>>>>>

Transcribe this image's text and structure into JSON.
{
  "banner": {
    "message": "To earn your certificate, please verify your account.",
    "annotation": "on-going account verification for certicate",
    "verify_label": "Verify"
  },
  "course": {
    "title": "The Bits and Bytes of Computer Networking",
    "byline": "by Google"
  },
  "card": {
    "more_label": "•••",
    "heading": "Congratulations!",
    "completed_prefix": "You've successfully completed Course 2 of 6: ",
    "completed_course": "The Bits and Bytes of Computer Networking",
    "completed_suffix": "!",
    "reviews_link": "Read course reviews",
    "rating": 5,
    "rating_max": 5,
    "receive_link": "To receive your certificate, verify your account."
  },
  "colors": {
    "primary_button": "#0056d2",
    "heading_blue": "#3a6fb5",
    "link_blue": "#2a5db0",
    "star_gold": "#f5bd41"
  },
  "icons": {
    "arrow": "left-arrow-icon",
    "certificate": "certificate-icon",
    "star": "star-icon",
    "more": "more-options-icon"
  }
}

<<<<<
>>>>>

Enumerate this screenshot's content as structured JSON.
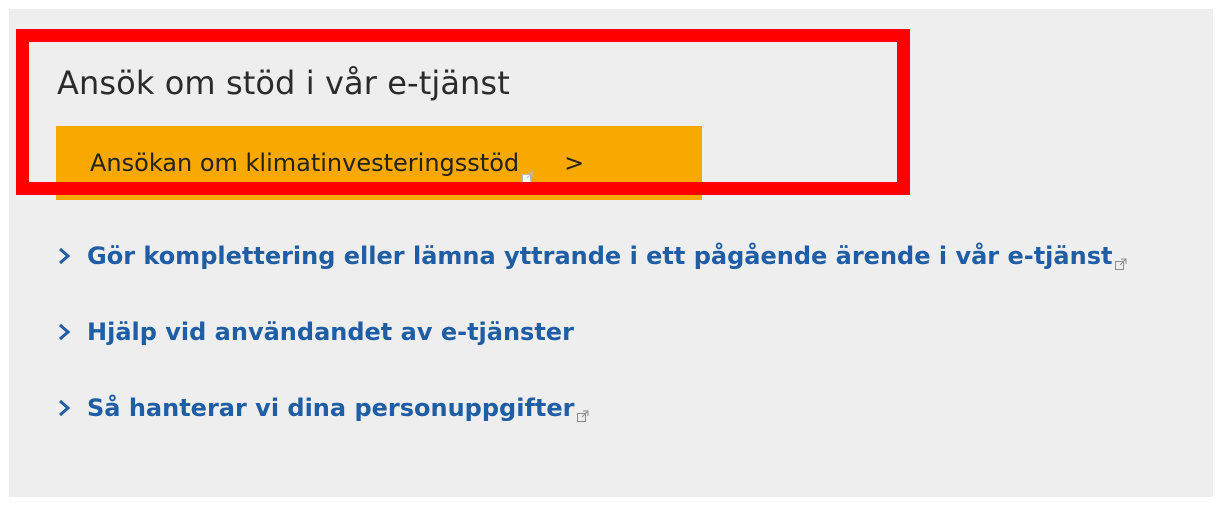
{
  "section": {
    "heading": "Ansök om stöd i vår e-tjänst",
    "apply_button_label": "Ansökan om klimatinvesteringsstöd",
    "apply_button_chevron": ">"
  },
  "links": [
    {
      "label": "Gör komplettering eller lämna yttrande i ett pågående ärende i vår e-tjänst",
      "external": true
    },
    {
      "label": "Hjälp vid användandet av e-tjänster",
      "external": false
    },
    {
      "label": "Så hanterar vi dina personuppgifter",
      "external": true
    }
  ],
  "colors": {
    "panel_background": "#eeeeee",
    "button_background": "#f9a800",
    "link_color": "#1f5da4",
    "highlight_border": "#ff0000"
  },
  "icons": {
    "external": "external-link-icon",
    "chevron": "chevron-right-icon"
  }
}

<<<<<
>>>>>

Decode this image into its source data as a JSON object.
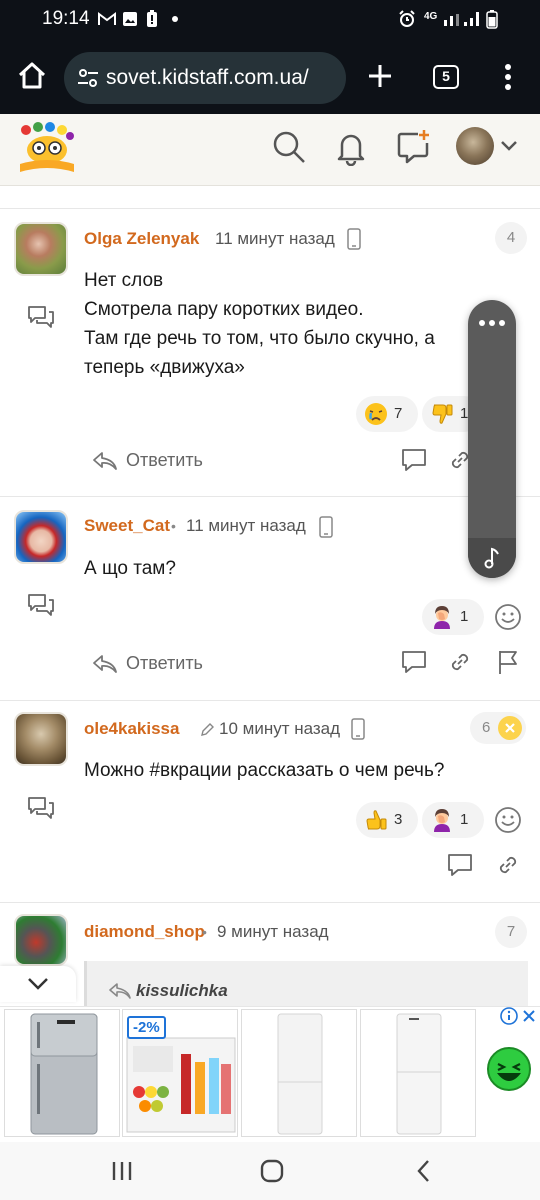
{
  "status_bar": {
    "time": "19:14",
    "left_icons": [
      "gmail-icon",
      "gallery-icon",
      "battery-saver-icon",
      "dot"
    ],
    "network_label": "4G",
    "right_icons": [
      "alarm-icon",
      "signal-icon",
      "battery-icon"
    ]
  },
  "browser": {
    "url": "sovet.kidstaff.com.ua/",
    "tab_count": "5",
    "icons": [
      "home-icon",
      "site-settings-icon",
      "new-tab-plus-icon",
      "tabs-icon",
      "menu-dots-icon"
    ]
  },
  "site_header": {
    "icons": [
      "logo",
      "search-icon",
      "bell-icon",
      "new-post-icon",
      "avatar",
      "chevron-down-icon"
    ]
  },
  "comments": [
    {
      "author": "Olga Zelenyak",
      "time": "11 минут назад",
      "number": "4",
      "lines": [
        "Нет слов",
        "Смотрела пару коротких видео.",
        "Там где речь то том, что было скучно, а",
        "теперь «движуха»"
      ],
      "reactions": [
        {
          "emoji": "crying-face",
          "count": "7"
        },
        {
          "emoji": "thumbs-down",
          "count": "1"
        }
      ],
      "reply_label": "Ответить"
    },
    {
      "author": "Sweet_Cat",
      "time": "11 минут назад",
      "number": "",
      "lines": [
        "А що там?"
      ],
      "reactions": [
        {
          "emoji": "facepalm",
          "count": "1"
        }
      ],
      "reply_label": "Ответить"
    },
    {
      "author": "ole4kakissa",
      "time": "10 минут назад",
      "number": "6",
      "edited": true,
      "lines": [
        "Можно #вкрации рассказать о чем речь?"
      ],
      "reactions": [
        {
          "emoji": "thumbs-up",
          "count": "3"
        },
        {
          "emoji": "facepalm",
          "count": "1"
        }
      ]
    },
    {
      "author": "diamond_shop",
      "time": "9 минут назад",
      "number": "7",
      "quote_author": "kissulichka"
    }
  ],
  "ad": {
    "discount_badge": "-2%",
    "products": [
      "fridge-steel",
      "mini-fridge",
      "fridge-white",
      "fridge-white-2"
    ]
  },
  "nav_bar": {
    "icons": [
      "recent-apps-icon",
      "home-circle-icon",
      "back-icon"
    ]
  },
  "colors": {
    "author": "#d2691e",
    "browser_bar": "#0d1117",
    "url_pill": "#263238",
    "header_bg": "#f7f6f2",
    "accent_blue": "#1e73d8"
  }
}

<<<<<

- _Given instruction_:
Every line that holds the string "this" should be returned.

- _Expected output_:
Transcribe this image's text and structure into JSON.
Enumerate this screenshot's content as structured JSON.
Decode this image into its source data as a JSON object.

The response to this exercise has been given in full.